A run of records:
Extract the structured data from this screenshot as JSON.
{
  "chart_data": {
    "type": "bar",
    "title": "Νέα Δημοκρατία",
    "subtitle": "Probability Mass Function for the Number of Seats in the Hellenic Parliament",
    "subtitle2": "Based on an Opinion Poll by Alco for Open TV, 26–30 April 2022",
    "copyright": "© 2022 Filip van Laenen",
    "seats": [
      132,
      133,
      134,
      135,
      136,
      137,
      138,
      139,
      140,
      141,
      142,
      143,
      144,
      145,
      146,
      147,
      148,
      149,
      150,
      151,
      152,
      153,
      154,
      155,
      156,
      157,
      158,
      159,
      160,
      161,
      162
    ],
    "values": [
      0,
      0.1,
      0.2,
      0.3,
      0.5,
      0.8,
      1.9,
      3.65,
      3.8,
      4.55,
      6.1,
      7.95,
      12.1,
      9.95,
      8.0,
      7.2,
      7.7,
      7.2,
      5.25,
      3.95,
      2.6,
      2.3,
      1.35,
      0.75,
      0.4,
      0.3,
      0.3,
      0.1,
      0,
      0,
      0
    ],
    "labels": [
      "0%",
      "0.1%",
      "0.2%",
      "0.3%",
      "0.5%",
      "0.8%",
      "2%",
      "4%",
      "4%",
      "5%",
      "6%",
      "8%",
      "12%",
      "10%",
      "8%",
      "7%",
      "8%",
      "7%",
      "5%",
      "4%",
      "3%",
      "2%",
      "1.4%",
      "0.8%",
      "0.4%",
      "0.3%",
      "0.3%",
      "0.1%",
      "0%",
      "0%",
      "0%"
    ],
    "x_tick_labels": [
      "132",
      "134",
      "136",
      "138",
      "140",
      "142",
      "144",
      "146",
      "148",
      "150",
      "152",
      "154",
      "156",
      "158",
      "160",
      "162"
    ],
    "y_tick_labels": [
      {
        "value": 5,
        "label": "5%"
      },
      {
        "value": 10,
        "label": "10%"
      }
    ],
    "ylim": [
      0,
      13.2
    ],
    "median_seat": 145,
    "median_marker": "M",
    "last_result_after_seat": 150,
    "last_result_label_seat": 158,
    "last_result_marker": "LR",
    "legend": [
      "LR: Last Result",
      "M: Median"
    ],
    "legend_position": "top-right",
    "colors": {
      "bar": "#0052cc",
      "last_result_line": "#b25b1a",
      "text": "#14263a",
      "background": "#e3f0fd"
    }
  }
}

» EXERCISE PROMPT:
Retype the whole listing, matching it exactly.

» SOLUTION FOR THIS EXERCISE:
Extract the structured data from this screenshot as JSON.
{
  "chart_data": {
    "type": "bar",
    "title": "Νέα Δημοκρατία",
    "subtitle": "Probability Mass Function for the Number of Seats in the Hellenic Parliament",
    "subtitle2": "Based on an Opinion Poll by Alco for Open TV, 26–30 April 2022",
    "copyright": "© 2022 Filip van Laenen",
    "seats": [
      132,
      133,
      134,
      135,
      136,
      137,
      138,
      139,
      140,
      141,
      142,
      143,
      144,
      145,
      146,
      147,
      148,
      149,
      150,
      151,
      152,
      153,
      154,
      155,
      156,
      157,
      158,
      159,
      160,
      161,
      162
    ],
    "values": [
      0,
      0.1,
      0.2,
      0.3,
      0.5,
      0.8,
      1.9,
      3.65,
      3.8,
      4.55,
      6.1,
      7.95,
      12.1,
      9.95,
      8.0,
      7.2,
      7.7,
      7.2,
      5.25,
      3.95,
      2.6,
      2.3,
      1.35,
      0.75,
      0.4,
      0.3,
      0.3,
      0.1,
      0,
      0,
      0
    ],
    "labels": [
      "0%",
      "0.1%",
      "0.2%",
      "0.3%",
      "0.5%",
      "0.8%",
      "2%",
      "4%",
      "4%",
      "5%",
      "6%",
      "8%",
      "12%",
      "10%",
      "8%",
      "7%",
      "8%",
      "7%",
      "5%",
      "4%",
      "3%",
      "2%",
      "1.4%",
      "0.8%",
      "0.4%",
      "0.3%",
      "0.3%",
      "0.1%",
      "0%",
      "0%",
      "0%"
    ],
    "x_tick_labels": [
      "132",
      "134",
      "136",
      "138",
      "140",
      "142",
      "144",
      "146",
      "148",
      "150",
      "152",
      "154",
      "156",
      "158",
      "160",
      "162"
    ],
    "y_tick_labels": [
      {
        "value": 5,
        "label": "5%"
      },
      {
        "value": 10,
        "label": "10%"
      }
    ],
    "ylim": [
      0,
      13.2
    ],
    "median_seat": 145,
    "median_marker": "M",
    "last_result_after_seat": 150,
    "last_result_label_seat": 158,
    "last_result_marker": "LR",
    "legend": [
      "LR: Last Result",
      "M: Median"
    ],
    "legend_position": "top-right",
    "colors": {
      "bar": "#0052cc",
      "last_result_line": "#b25b1a",
      "text": "#14263a",
      "background": "#e3f0fd"
    }
  }
}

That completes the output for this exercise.